◆ **Records for the exercise**:
____
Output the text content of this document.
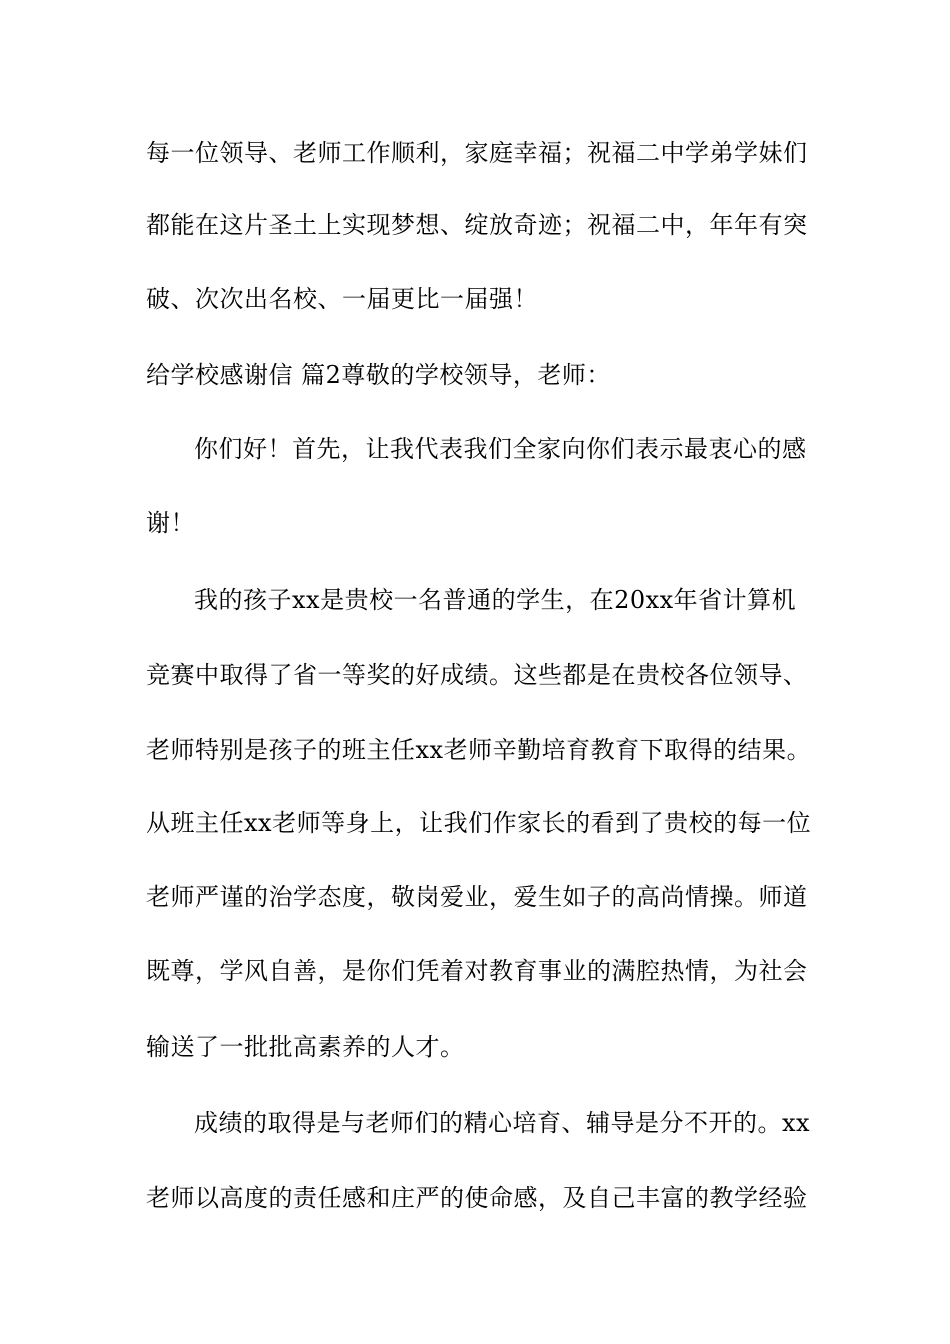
每一位领导、老师工作顺利，家庭幸福；祝福二中学弟学妹们
都能在这片圣土上实现梦想、绽放奇迹；祝福二中，年年有突
破、次次出名校、一届更比一届强！
给学校感谢信 篇2尊敬的学校领导，老师：
你们好！首先，让我代表我们全家向你们表示最衷心的感
谢！
我的孩子xx是贵校一名普通的学生，在20xx年省计算机
竞赛中取得了省一等奖的好成绩。这些都是在贵校各位领导、
老师特别是孩子的班主任xx老师辛勤培育教育下取得的结果。
从班主任xx老师等身上，让我们作家长的看到了贵校的每一位
老师严谨的治学态度，敬岗爱业，爱生如子的高尚情操。师道
既尊，学风自善，是你们凭着对教育事业的满腔热情，为社会
输送了一批批高素养的人才。
成绩的取得是与老师们的精心培育、辅导是分不开的。xx
老师以高度的责任感和庄严的使命感，及自己丰富的教学经验
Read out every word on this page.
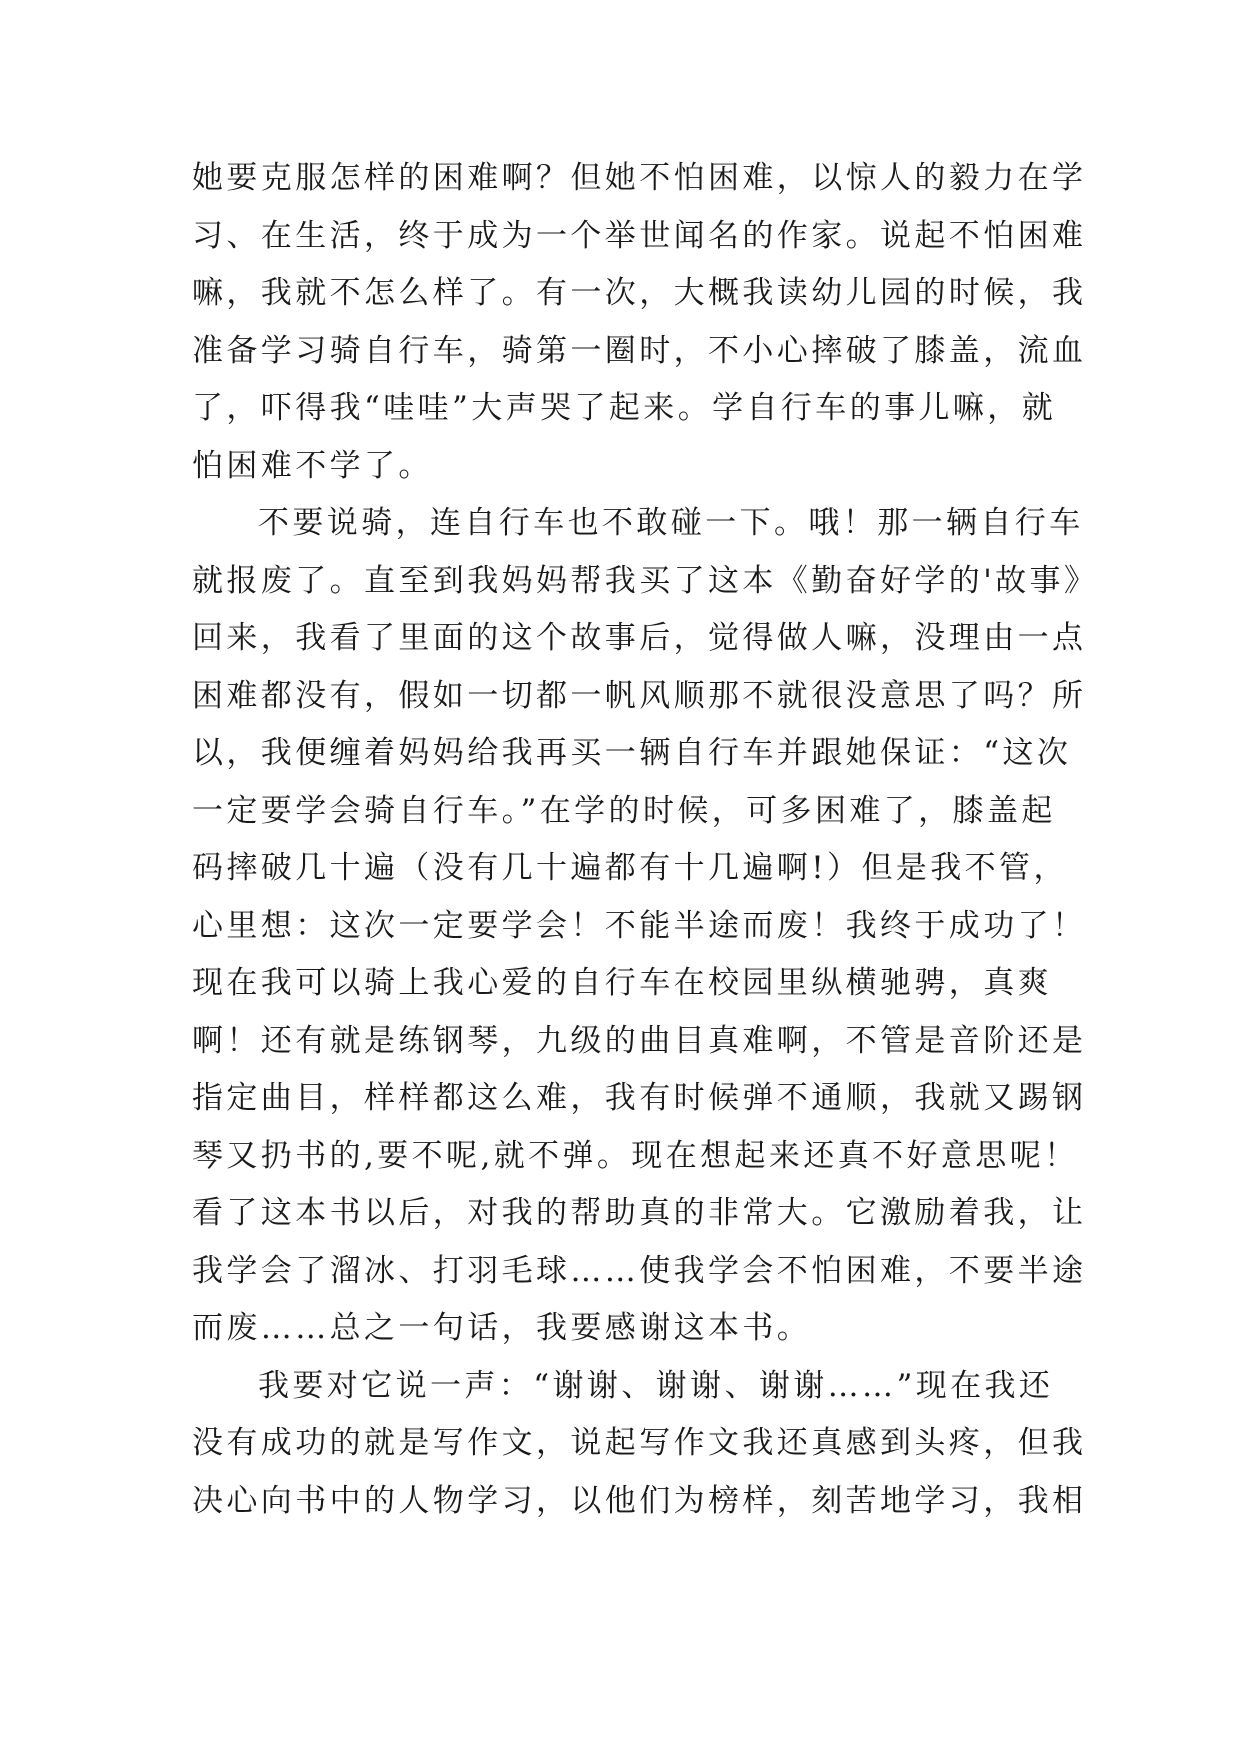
她要克服怎样的困难啊？但她不怕困难，以惊人的毅力在学
习、在生活，终于成为一个举世闻名的作家。说起不怕困难
嘛，我就不怎么样了。有一次，大概我读幼儿园的时候，我
准备学习骑自行车，骑第一圈时，不小心摔破了膝盖，流血
了，吓得我“哇哇”大声哭了起来。学自行车的事儿嘛，就
怕困难不学了。
不要说骑，连自行车也不敢碰一下。哦！那一辆自行车
就报废了。直至到我妈妈帮我买了这本《勤奋好学的'故事》
回来，我看了里面的这个故事后，觉得做人嘛，没理由一点
困难都没有，假如一切都一帆风顺那不就很没意思了吗？所
以，我便缠着妈妈给我再买一辆自行车并跟她保证：“这次
一定要学会骑自行车。”在学的时候，可多困难了，膝盖起
码摔破几十遍（没有几十遍都有十几遍啊!）但是我不管，
心里想：这次一定要学会！不能半途而废！我终于成功了！
现在我可以骑上我心爱的自行车在校园里纵横驰骋，真爽
啊！还有就是练钢琴，九级的曲目真难啊，不管是音阶还是
指定曲目，样样都这么难，我有时候弹不通顺，我就又踢钢
琴又扔书的,要不呢,就不弹。现在想起来还真不好意思呢！
看了这本书以后，对我的帮助真的非常大。它激励着我，让
我学会了溜冰、打羽毛球……使我学会不怕困难，不要半途
而废……总之一句话，我要感谢这本书。
我要对它说一声：“谢谢、谢谢、谢谢……”现在我还
没有成功的就是写作文，说起写作文我还真感到头疼，但我
决心向书中的人物学习，以他们为榜样，刻苦地学习，我相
____
◆ **Goal of the exercise**:
Repeat exactly the lines in the entries from the one containing "Read out every word on this page." to the final line, inclusive, and nothing beyond them; skip pictures.

◆ **Result**:
Read out every word on this page.
她要克服怎样的困难啊？但她不怕困难，以惊人的毅力在学
习、在生活，终于成为一个举世闻名的作家。说起不怕困难
嘛，我就不怎么样了。有一次，大概我读幼儿园的时候，我
准备学习骑自行车，骑第一圈时，不小心摔破了膝盖，流血
了，吓得我“哇哇”大声哭了起来。学自行车的事儿嘛，就
怕困难不学了。
不要说骑，连自行车也不敢碰一下。哦！那一辆自行车
就报废了。直至到我妈妈帮我买了这本《勤奋好学的'故事》
回来，我看了里面的这个故事后，觉得做人嘛，没理由一点
困难都没有，假如一切都一帆风顺那不就很没意思了吗？所
以，我便缠着妈妈给我再买一辆自行车并跟她保证：“这次
一定要学会骑自行车。”在学的时候，可多困难了，膝盖起
码摔破几十遍（没有几十遍都有十几遍啊!）但是我不管，
心里想：这次一定要学会！不能半途而废！我终于成功了！
现在我可以骑上我心爱的自行车在校园里纵横驰骋，真爽
啊！还有就是练钢琴，九级的曲目真难啊，不管是音阶还是
指定曲目，样样都这么难，我有时候弹不通顺，我就又踢钢
琴又扔书的,要不呢,就不弹。现在想起来还真不好意思呢！
看了这本书以后，对我的帮助真的非常大。它激励着我，让
我学会了溜冰、打羽毛球……使我学会不怕困难，不要半途
而废……总之一句话，我要感谢这本书。
我要对它说一声：“谢谢、谢谢、谢谢……”现在我还
没有成功的就是写作文，说起写作文我还真感到头疼，但我
决心向书中的人物学习，以他们为榜样，刻苦地学习，我相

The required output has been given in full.